** START Entries shown **

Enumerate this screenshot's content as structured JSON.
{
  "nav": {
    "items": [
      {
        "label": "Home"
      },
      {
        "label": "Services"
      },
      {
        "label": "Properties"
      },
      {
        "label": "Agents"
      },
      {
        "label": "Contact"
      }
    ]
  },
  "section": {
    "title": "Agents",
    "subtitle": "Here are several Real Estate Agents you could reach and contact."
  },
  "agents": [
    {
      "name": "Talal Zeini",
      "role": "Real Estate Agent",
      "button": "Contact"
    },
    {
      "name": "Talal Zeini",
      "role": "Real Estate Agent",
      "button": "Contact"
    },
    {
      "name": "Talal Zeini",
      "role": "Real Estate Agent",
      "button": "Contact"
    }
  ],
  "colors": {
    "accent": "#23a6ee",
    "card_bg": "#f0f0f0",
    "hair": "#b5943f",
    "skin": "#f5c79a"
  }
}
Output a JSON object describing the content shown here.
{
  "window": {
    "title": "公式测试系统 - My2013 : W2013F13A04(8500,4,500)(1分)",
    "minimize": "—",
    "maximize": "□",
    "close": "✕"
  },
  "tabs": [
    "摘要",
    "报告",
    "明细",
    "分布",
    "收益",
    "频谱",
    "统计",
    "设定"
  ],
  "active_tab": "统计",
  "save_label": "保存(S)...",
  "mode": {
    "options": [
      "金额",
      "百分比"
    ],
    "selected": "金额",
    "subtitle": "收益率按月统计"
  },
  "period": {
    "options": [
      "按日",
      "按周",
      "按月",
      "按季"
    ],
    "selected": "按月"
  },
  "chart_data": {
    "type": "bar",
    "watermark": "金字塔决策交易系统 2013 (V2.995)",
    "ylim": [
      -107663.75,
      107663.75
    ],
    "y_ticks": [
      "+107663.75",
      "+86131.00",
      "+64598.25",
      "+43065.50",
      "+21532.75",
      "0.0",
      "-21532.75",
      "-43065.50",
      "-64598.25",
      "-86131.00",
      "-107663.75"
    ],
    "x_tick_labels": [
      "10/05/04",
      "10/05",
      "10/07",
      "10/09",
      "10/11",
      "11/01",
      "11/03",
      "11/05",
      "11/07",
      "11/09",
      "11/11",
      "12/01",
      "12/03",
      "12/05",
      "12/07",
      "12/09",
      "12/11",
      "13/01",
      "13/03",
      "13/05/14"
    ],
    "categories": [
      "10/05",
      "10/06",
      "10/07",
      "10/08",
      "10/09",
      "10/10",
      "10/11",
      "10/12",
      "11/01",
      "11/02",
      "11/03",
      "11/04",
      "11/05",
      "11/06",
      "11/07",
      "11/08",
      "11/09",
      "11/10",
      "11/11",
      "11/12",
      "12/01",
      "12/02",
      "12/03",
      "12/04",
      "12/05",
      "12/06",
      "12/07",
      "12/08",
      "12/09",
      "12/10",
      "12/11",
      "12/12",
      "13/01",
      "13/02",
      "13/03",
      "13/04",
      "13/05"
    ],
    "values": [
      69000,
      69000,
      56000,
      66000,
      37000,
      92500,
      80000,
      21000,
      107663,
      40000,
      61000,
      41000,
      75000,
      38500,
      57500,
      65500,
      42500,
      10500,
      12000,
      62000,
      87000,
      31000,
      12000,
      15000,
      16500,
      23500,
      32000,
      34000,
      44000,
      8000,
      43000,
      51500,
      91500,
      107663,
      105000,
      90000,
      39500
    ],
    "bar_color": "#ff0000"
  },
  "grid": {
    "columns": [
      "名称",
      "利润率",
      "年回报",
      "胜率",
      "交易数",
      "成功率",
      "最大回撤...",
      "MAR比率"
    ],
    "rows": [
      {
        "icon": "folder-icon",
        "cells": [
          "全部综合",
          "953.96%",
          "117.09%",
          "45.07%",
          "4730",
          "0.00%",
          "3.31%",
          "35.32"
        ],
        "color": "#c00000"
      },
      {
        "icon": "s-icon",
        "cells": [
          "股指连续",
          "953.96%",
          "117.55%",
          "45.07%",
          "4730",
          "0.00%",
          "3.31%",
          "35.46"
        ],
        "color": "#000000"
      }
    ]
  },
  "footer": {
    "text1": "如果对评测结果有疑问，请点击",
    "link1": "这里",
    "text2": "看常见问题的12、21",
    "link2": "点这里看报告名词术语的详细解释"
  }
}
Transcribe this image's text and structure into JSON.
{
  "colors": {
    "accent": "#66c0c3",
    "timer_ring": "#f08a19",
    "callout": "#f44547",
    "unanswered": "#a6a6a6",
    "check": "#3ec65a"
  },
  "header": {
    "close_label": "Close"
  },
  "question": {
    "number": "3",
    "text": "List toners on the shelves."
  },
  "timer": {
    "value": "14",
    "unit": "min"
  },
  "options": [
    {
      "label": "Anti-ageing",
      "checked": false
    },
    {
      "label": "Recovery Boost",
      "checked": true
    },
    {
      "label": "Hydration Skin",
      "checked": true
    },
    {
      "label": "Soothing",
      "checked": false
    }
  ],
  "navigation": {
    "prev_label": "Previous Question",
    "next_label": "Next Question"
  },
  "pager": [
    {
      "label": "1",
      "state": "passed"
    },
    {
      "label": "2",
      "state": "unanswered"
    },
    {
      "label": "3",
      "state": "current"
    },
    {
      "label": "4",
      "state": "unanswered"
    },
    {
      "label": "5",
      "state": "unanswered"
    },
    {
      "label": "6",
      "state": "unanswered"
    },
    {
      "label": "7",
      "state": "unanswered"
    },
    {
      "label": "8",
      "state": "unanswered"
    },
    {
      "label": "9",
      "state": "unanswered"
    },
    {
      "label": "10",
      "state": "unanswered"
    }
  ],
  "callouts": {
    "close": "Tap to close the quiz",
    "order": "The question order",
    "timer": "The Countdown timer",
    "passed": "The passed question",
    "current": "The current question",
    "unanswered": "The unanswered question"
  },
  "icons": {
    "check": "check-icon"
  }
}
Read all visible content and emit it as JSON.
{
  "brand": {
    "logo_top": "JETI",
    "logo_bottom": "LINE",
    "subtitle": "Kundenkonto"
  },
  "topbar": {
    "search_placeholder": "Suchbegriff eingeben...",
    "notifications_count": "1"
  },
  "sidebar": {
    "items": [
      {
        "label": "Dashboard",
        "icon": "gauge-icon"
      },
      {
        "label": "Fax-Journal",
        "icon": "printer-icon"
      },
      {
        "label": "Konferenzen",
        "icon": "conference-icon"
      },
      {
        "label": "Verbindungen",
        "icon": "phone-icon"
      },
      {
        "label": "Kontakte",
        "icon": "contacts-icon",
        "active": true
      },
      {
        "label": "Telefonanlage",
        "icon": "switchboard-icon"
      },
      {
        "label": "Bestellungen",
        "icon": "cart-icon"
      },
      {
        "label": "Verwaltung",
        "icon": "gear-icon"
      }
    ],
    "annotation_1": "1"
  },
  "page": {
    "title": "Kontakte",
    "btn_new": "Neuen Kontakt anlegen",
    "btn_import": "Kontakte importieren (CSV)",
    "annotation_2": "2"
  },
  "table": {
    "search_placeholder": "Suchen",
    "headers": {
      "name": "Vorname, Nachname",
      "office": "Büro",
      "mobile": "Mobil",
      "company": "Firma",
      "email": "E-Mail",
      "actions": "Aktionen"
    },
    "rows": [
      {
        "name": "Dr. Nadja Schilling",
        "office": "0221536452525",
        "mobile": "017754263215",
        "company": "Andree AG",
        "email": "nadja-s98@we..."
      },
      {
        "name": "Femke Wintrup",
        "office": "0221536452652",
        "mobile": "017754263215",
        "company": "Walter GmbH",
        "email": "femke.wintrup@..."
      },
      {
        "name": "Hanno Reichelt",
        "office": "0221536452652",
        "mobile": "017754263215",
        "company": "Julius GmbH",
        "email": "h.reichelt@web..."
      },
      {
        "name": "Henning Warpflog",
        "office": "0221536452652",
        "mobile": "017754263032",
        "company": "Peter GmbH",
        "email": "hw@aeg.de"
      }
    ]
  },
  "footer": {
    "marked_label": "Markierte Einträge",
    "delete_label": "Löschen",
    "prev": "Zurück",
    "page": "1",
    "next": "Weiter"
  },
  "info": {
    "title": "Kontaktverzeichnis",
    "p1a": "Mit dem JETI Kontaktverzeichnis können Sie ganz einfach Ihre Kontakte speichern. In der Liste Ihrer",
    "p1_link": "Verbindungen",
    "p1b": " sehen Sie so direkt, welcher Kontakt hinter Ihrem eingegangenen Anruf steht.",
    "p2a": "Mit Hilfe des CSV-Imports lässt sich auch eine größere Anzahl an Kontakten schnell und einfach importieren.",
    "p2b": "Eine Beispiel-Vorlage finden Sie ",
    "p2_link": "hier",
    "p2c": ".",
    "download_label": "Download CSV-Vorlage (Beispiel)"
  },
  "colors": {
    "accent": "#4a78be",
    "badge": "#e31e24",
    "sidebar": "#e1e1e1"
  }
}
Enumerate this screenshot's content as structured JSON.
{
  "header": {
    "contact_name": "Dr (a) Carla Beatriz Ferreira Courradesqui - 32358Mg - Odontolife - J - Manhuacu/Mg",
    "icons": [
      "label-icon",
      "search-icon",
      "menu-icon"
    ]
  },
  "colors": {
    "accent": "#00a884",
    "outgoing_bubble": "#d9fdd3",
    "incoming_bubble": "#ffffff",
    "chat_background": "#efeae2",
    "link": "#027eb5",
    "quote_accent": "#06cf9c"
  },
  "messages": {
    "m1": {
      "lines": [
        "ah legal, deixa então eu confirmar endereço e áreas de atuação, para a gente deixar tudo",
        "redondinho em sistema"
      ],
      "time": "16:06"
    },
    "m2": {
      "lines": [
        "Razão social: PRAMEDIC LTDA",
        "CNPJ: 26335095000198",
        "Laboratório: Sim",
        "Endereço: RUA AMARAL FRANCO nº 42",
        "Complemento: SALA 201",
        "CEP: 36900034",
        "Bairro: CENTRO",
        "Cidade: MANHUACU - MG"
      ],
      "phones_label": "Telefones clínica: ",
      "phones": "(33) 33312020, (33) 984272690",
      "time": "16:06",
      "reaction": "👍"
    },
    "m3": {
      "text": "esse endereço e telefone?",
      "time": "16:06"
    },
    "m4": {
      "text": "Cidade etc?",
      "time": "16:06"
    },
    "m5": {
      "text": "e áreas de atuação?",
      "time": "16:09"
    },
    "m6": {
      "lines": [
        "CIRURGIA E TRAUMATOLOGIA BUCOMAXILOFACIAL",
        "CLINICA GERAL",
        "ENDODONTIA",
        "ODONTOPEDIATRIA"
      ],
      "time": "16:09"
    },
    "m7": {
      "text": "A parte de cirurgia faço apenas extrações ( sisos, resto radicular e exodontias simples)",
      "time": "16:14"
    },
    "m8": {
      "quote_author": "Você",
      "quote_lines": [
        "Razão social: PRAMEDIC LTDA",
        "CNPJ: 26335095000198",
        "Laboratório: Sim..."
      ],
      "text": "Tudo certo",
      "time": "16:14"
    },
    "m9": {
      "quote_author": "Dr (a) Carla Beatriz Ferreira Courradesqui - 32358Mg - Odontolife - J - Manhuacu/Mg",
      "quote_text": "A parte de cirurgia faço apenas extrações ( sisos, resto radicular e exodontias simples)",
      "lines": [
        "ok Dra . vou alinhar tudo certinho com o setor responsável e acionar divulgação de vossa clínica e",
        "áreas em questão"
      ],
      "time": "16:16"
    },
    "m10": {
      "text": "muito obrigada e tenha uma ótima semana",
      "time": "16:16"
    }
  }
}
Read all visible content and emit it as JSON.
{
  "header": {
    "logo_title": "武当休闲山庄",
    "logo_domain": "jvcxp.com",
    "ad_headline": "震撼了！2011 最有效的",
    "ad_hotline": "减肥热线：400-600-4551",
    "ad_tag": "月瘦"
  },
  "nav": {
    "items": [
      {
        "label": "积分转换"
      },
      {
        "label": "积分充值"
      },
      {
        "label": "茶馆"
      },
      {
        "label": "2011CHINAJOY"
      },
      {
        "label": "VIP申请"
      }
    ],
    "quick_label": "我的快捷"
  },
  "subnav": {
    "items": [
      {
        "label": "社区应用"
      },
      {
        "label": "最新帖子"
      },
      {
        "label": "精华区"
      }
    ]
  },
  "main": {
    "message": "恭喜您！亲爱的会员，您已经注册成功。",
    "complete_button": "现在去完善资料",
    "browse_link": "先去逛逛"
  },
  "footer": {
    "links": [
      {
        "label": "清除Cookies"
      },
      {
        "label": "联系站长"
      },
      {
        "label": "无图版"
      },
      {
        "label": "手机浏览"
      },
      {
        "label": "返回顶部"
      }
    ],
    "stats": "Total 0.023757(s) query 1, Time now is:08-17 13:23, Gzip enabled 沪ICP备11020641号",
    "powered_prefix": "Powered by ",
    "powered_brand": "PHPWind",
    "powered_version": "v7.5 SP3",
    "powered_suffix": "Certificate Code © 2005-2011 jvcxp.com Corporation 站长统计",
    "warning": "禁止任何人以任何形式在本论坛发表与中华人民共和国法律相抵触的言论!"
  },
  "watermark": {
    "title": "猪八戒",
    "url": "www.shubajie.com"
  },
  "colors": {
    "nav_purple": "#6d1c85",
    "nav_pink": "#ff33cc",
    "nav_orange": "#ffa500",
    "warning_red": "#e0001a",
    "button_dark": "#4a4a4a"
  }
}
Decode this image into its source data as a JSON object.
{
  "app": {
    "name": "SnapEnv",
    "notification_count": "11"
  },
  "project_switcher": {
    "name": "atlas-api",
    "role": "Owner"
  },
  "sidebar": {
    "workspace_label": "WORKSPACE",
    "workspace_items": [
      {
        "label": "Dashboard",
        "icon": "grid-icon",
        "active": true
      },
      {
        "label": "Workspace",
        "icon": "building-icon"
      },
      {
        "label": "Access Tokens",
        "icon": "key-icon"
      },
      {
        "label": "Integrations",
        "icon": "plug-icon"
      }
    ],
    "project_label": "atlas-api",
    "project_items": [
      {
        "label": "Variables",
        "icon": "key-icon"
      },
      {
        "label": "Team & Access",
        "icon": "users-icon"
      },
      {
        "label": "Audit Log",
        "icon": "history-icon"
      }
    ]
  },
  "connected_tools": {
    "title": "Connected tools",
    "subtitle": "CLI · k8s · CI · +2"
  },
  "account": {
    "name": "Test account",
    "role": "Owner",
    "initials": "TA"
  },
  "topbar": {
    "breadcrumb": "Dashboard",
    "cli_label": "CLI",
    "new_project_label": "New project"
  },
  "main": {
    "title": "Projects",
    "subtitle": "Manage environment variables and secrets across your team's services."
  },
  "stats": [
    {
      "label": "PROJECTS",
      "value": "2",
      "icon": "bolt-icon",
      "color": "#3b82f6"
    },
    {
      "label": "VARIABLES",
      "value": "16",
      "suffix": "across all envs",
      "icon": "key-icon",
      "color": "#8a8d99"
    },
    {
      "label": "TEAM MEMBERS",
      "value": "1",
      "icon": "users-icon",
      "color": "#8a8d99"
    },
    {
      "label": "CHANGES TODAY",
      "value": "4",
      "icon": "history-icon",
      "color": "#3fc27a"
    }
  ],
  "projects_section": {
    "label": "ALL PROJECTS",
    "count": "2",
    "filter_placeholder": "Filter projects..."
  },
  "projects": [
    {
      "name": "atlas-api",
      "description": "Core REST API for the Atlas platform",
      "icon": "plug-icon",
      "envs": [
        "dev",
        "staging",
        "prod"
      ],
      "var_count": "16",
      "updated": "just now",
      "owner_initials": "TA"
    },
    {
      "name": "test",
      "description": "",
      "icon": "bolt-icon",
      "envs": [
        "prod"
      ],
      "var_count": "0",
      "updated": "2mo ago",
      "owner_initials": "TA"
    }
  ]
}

** END Entries shown **

Work required:
Gather all lines from the listing above in which "clínica" occurs.

Answer for this exercise:
      "phones_label": "Telefones clínica: ",
        "ok Dra . vou alinhar tudo certinho com o setor responsável e acionar divulgação de vossa clínica e",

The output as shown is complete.